Skip the images and return the records below exactly.
++++ ENTRIES SHOWN ++++
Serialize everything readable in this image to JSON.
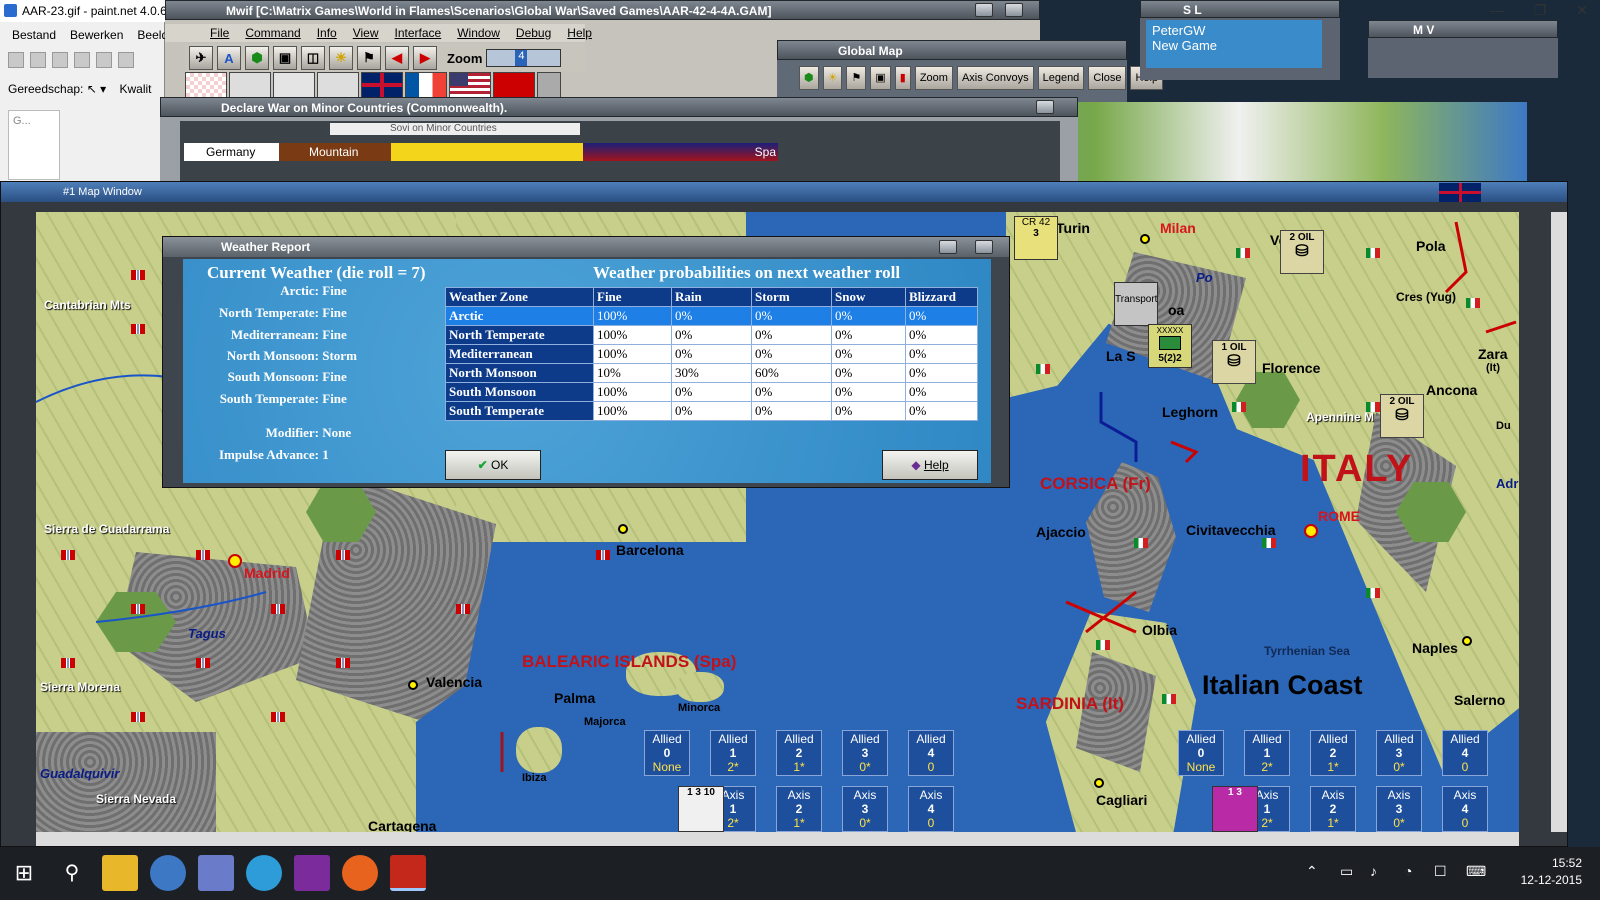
{
  "paint": {
    "title": "AAR-23.gif - paint.net 4.0.6",
    "menu": [
      "Bestand",
      "Bewerken",
      "Beeld"
    ],
    "tool_label": "Gereedschap:",
    "quality_label": "Kwalit",
    "panel_label": "G..."
  },
  "mwif": {
    "title": "Mwif [C:\\Matrix Games\\World in Flames\\Scenarios\\Global War\\Saved Games\\AAR-42-4-4A.GAM]",
    "menu": [
      "File",
      "Command",
      "Info",
      "View",
      "Interface",
      "Window",
      "Debug",
      "Help"
    ],
    "zoom_label": "Zoom",
    "zoom_value": "4"
  },
  "declare_war": {
    "title": "Declare War on Minor Countries (Commonwealth).",
    "header_hint": "Sovi on Minor Countries",
    "row": {
      "country": "Germany",
      "terrain": "Mountain",
      "tail": "Spa"
    }
  },
  "global_map": {
    "title": "Global Map",
    "buttons": [
      "Zoom",
      "Axis Convoys",
      "Legend",
      "Close",
      "Help"
    ]
  },
  "sl_window": {
    "title": "S L",
    "player": "PeterGW",
    "status": "New Game"
  },
  "mv_window": {
    "title": "M V"
  },
  "map_window": {
    "title": "#1 Map Window"
  },
  "weather": {
    "dialog_title": "Weather Report",
    "current_heading": "Current Weather (die roll = 7)",
    "prob_heading": "Weather probabilities on next weather roll",
    "current": [
      {
        "zone": "Arctic:",
        "value": "Fine"
      },
      {
        "zone": "North Temperate:",
        "value": "Fine"
      },
      {
        "zone": "Mediterranean:",
        "value": "Fine"
      },
      {
        "zone": "North Monsoon:",
        "value": "Storm"
      },
      {
        "zone": "South Monsoon:",
        "value": "Fine"
      },
      {
        "zone": "South Temperate:",
        "value": "Fine"
      }
    ],
    "modifier_label": "Modifier:",
    "modifier_value": "None",
    "impulse_label": "Impulse Advance:",
    "impulse_value": "1",
    "columns": [
      "Weather Zone",
      "Fine",
      "Rain",
      "Storm",
      "Snow",
      "Blizzard"
    ],
    "rows": [
      [
        "Arctic",
        "100%",
        "0%",
        "0%",
        "0%",
        "0%"
      ],
      [
        "North Temperate",
        "100%",
        "0%",
        "0%",
        "0%",
        "0%"
      ],
      [
        "Mediterranean",
        "100%",
        "0%",
        "0%",
        "0%",
        "0%"
      ],
      [
        "North Monsoon",
        "10%",
        "30%",
        "60%",
        "0%",
        "0%"
      ],
      [
        "South Monsoon",
        "100%",
        "0%",
        "0%",
        "0%",
        "0%"
      ],
      [
        "South Temperate",
        "100%",
        "0%",
        "0%",
        "0%",
        "0%"
      ]
    ],
    "selected_row": 0,
    "ok_label": "OK",
    "help_label": "Help"
  },
  "map": {
    "labels": {
      "cantabrian": "Cantabrian Mts",
      "guadarrama": "Sierra de Guadarrama",
      "madrid": "Madrid",
      "tagus": "Tagus",
      "sierra_morena": "Sierra Morena",
      "guadalquivir": "Guadalquivir",
      "sierra_nevada": "Sierra Nevada",
      "cartagena": "Cartagena",
      "valencia": "Valencia",
      "barcelona": "Barcelona",
      "balearic": "BALEARIC ISLANDS (Spa)",
      "palma": "Palma",
      "majorca": "Majorca",
      "minorca": "Minorca",
      "ibiza": "Ibiza",
      "milan": "Milan",
      "turin": "Turin",
      "po": "Po",
      "genoa": "oa",
      "la_spezia": "La S",
      "florence": "Florence",
      "leghorn": "Leghorn",
      "ancona": "Ancona",
      "apennine": "Apennine M",
      "pola": "Pola",
      "venice": "Ve",
      "cres": "Cres (Yug)",
      "zara": "Zara",
      "zara_it": "(It)",
      "du": "Du",
      "adr": "Adr",
      "italy": "ITALY",
      "rome": "ROME",
      "corsica": "CORSICA (Fr)",
      "ajaccio": "Ajaccio",
      "civitavecchia": "Civitavecchia",
      "olbia": "Olbia",
      "tyrrhenian": "Tyrrhenian Sea",
      "naples": "Naples",
      "salerno": "Salerno",
      "sardinia": "SARDINIA (It)",
      "italian_coast": "Italian Coast",
      "cagliari": "Cagliari"
    },
    "counters": {
      "oil1": "2 OIL",
      "oil2": "1 OIL",
      "oil3": "2 OIL",
      "corps": "CR 42",
      "corps_str": "3",
      "hq_label": "XXXXX",
      "hq_str": "5(2)2",
      "transport": "Transport"
    }
  },
  "tallies_left": [
    {
      "side": "Allied",
      "num": "0",
      "val": "None"
    },
    {
      "side": "Allied",
      "num": "1",
      "val": "2*"
    },
    {
      "side": "Allied",
      "num": "2",
      "val": "1*"
    },
    {
      "side": "Allied",
      "num": "3",
      "val": "0*"
    },
    {
      "side": "Allied",
      "num": "4",
      "val": "0"
    }
  ],
  "axis_left": [
    {
      "side": "Axis",
      "num": "1",
      "val": "2*"
    },
    {
      "side": "Axis",
      "num": "2",
      "val": "1*"
    },
    {
      "side": "Axis",
      "num": "3",
      "val": "0*"
    },
    {
      "side": "Axis",
      "num": "4",
      "val": "0"
    }
  ],
  "tallies_right": [
    {
      "side": "Allied",
      "num": "0",
      "val": "None"
    },
    {
      "side": "Allied",
      "num": "1",
      "val": "2*"
    },
    {
      "side": "Allied",
      "num": "2",
      "val": "1*"
    },
    {
      "side": "Allied",
      "num": "3",
      "val": "0*"
    },
    {
      "side": "Allied",
      "num": "4",
      "val": "0"
    }
  ],
  "axis_right": [
    {
      "side": "Axis",
      "num": "1",
      "val": "2*"
    },
    {
      "side": "Axis",
      "num": "2",
      "val": "1*"
    },
    {
      "side": "Axis",
      "num": "3",
      "val": "0*"
    },
    {
      "side": "Axis",
      "num": "4",
      "val": "0"
    }
  ],
  "taskbar": {
    "time": "15:52",
    "date": "12-12-2015"
  }
}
++++
CORRECT ANSWER –
Serialize everything readable in this image to JSON.
{
  "paint": {
    "title": "AAR-23.gif - paint.net 4.0.6",
    "menu": [
      "Bestand",
      "Bewerken",
      "Beeld"
    ],
    "tool_label": "Gereedschap:",
    "quality_label": "Kwalit",
    "panel_label": "G..."
  },
  "mwif": {
    "title": "Mwif [C:\\Matrix Games\\World in Flames\\Scenarios\\Global War\\Saved Games\\AAR-42-4-4A.GAM]",
    "menu": [
      "File",
      "Command",
      "Info",
      "View",
      "Interface",
      "Window",
      "Debug",
      "Help"
    ],
    "zoom_label": "Zoom",
    "zoom_value": "4"
  },
  "declare_war": {
    "title": "Declare War on Minor Countries (Commonwealth).",
    "header_hint": "Sovi on Minor Countries",
    "row": {
      "country": "Germany",
      "terrain": "Mountain",
      "tail": "Spa"
    }
  },
  "global_map": {
    "title": "Global Map",
    "buttons": [
      "Zoom",
      "Axis Convoys",
      "Legend",
      "Close",
      "Help"
    ]
  },
  "sl_window": {
    "title": "S L",
    "player": "PeterGW",
    "status": "New Game"
  },
  "mv_window": {
    "title": "M V"
  },
  "map_window": {
    "title": "#1 Map Window"
  },
  "weather": {
    "dialog_title": "Weather Report",
    "current_heading": "Current Weather (die roll = 7)",
    "prob_heading": "Weather probabilities on next weather roll",
    "current": [
      {
        "zone": "Arctic:",
        "value": "Fine"
      },
      {
        "zone": "North Temperate:",
        "value": "Fine"
      },
      {
        "zone": "Mediterranean:",
        "value": "Fine"
      },
      {
        "zone": "North Monsoon:",
        "value": "Storm"
      },
      {
        "zone": "South Monsoon:",
        "value": "Fine"
      },
      {
        "zone": "South Temperate:",
        "value": "Fine"
      }
    ],
    "modifier_label": "Modifier:",
    "modifier_value": "None",
    "impulse_label": "Impulse Advance:",
    "impulse_value": "1",
    "columns": [
      "Weather Zone",
      "Fine",
      "Rain",
      "Storm",
      "Snow",
      "Blizzard"
    ],
    "rows": [
      [
        "Arctic",
        "100%",
        "0%",
        "0%",
        "0%",
        "0%"
      ],
      [
        "North Temperate",
        "100%",
        "0%",
        "0%",
        "0%",
        "0%"
      ],
      [
        "Mediterranean",
        "100%",
        "0%",
        "0%",
        "0%",
        "0%"
      ],
      [
        "North Monsoon",
        "10%",
        "30%",
        "60%",
        "0%",
        "0%"
      ],
      [
        "South Monsoon",
        "100%",
        "0%",
        "0%",
        "0%",
        "0%"
      ],
      [
        "South Temperate",
        "100%",
        "0%",
        "0%",
        "0%",
        "0%"
      ]
    ],
    "selected_row": 0,
    "ok_label": "OK",
    "help_label": "Help"
  },
  "map": {
    "labels": {
      "cantabrian": "Cantabrian Mts",
      "guadarrama": "Sierra de Guadarrama",
      "madrid": "Madrid",
      "tagus": "Tagus",
      "sierra_morena": "Sierra Morena",
      "guadalquivir": "Guadalquivir",
      "sierra_nevada": "Sierra Nevada",
      "cartagena": "Cartagena",
      "valencia": "Valencia",
      "barcelona": "Barcelona",
      "balearic": "BALEARIC ISLANDS (Spa)",
      "palma": "Palma",
      "majorca": "Majorca",
      "minorca": "Minorca",
      "ibiza": "Ibiza",
      "milan": "Milan",
      "turin": "Turin",
      "po": "Po",
      "genoa": "oa",
      "la_spezia": "La S",
      "florence": "Florence",
      "leghorn": "Leghorn",
      "ancona": "Ancona",
      "apennine": "Apennine M",
      "pola": "Pola",
      "venice": "Ve",
      "cres": "Cres (Yug)",
      "zara": "Zara",
      "zara_it": "(It)",
      "du": "Du",
      "adr": "Adr",
      "italy": "ITALY",
      "rome": "ROME",
      "corsica": "CORSICA (Fr)",
      "ajaccio": "Ajaccio",
      "civitavecchia": "Civitavecchia",
      "olbia": "Olbia",
      "tyrrhenian": "Tyrrhenian Sea",
      "naples": "Naples",
      "salerno": "Salerno",
      "sardinia": "SARDINIA (It)",
      "italian_coast": "Italian Coast",
      "cagliari": "Cagliari"
    },
    "counters": {
      "oil1": "2 OIL",
      "oil2": "1 OIL",
      "oil3": "2 OIL",
      "corps": "CR 42",
      "corps_str": "3",
      "hq_label": "XXXXX",
      "hq_str": "5(2)2",
      "transport": "Transport"
    }
  },
  "tallies_left": [
    {
      "side": "Allied",
      "num": "0",
      "val": "None"
    },
    {
      "side": "Allied",
      "num": "1",
      "val": "2*"
    },
    {
      "side": "Allied",
      "num": "2",
      "val": "1*"
    },
    {
      "side": "Allied",
      "num": "3",
      "val": "0*"
    },
    {
      "side": "Allied",
      "num": "4",
      "val": "0"
    }
  ],
  "axis_left": [
    {
      "side": "Axis",
      "num": "1",
      "val": "2*"
    },
    {
      "side": "Axis",
      "num": "2",
      "val": "1*"
    },
    {
      "side": "Axis",
      "num": "3",
      "val": "0*"
    },
    {
      "side": "Axis",
      "num": "4",
      "val": "0"
    }
  ],
  "tallies_right": [
    {
      "side": "Allied",
      "num": "0",
      "val": "None"
    },
    {
      "side": "Allied",
      "num": "1",
      "val": "2*"
    },
    {
      "side": "Allied",
      "num": "2",
      "val": "1*"
    },
    {
      "side": "Allied",
      "num": "3",
      "val": "0*"
    },
    {
      "side": "Allied",
      "num": "4",
      "val": "0"
    }
  ],
  "axis_right": [
    {
      "side": "Axis",
      "num": "1",
      "val": "2*"
    },
    {
      "side": "Axis",
      "num": "2",
      "val": "1*"
    },
    {
      "side": "Axis",
      "num": "3",
      "val": "0*"
    },
    {
      "side": "Axis",
      "num": "4",
      "val": "0"
    }
  ],
  "taskbar": {
    "time": "15:52",
    "date": "12-12-2015"
  }
}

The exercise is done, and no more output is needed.